Очерк 8. «Коперниканский переворот»

 

Иммануила Канта

 

С именем Канта (1724–1804) большинство историков связывают начало совершенно новой эпохи в развитии философской мысли. Очень точно по этому поводу сказал Вильгельм Виндельбанд: «Как бы ни различались между собой прежние учения, по сравнению с Кантом они носят печать некоторой однородности, от которой резко отклоняется все мышление Канта. ...Как ни расходятся все эти уче­ния, все они проникнуты однородностью основных понятий в том виде, в каком эти последние были сформулированы Платоном и Аристотелем»83. Сам философ часто сравнивал свой вклад с нова­торством Коперника, как известно, не просто предложившим новую научную систему, а в корне изменившим саму точку отсчета, саму систему координат, из которой исходили все предшествующие кон­цепции мироздания.

#### [ИСХОДНЫЙ МАТЕРИАЛ]
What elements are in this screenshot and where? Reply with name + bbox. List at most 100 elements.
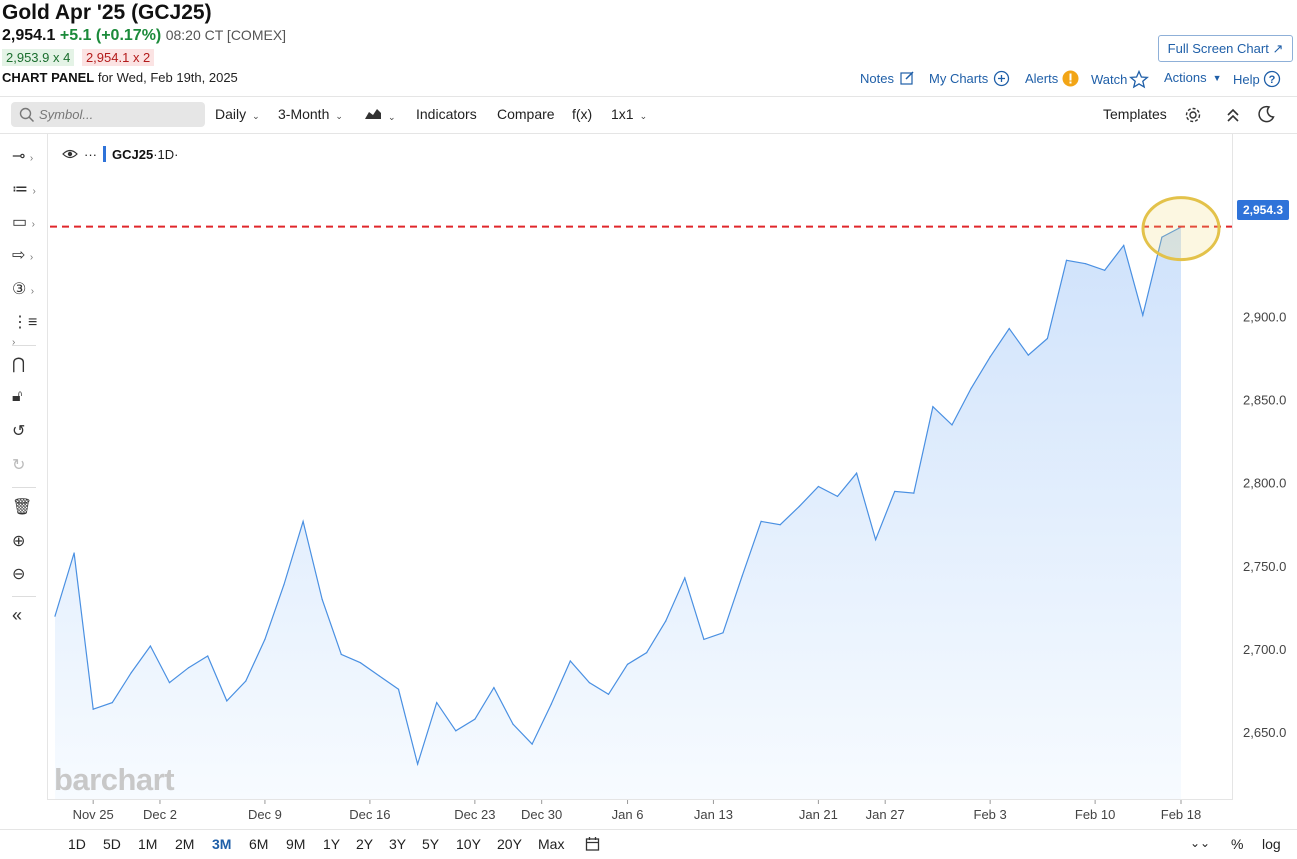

#### [ПИСЬМЕННЫЕ ЗАДАНИЯ]
- a) С чьим новаторством, согласно очерку о Канте, философ часто сравнивал свой вклад?
- b) Определите, согласуются ли с очерком о Канте следующие утверждения: (i) по словам Виндельбанда, прежние учения по сравнению с Кантом носят печать некоторой однородности; (ii) однородность основных понятий прежних учений восходит к формулировкам Декарта; (iii) Коперник лишь предложил новую научную систему. Для каждого ответьте «да» или «нет» и приведите решающие слова очерка.
- c) Продолжите очерк о Канте, начав сразу после его последнего предложения.
Этот материал взят из другого источника.

#### [РЕЗУЛЬТАТЫ УПРАЖНЕНИЙ]
- a) С новаторством Коперника.

- b)
(i) Да: «по сравнению с Кантом они носят печать некоторой однородности».
(ii) Нет: «в каком эти последние были сформулированы Платоном и Аристотелем».
(iii) Нет: «не просто предложившим новую научную систему, а в корне изменившим саму точку отсчета».

- c)
Неслучайно поэтому, что в последующей литературе достаточ­но быстро закрепилось деление истории философии на докантовский и послекантовский периоды. Более того, по общему признанию, вне влия­ния возвещенной этим мыслителем парадигмы невозможно пред­ставить себе практически ни одной из сфер интеллектуальной жизни человечества XIX–XX веков. Ведь именно к кантовской тео­рии познания апеллировали столкнувшиеся с квантомехани­чес­кими и релятивистскими парадоксами естествоиспытатели. Это с его эти­ческим учением устами своих бессмертных героев согла­ша­лись и спорили Достоевский и Булгаков, Сартр и Камю, Кафка и Маркес, и это именно в его философии черпал вдохновение и силы западный «этический» социализм. В этой небольшой главе нам и предстоит хотя бы в общих чертах разобраться в причинах, вызвав­ших столь неор­ди­нарную судьбу философского учения Канта.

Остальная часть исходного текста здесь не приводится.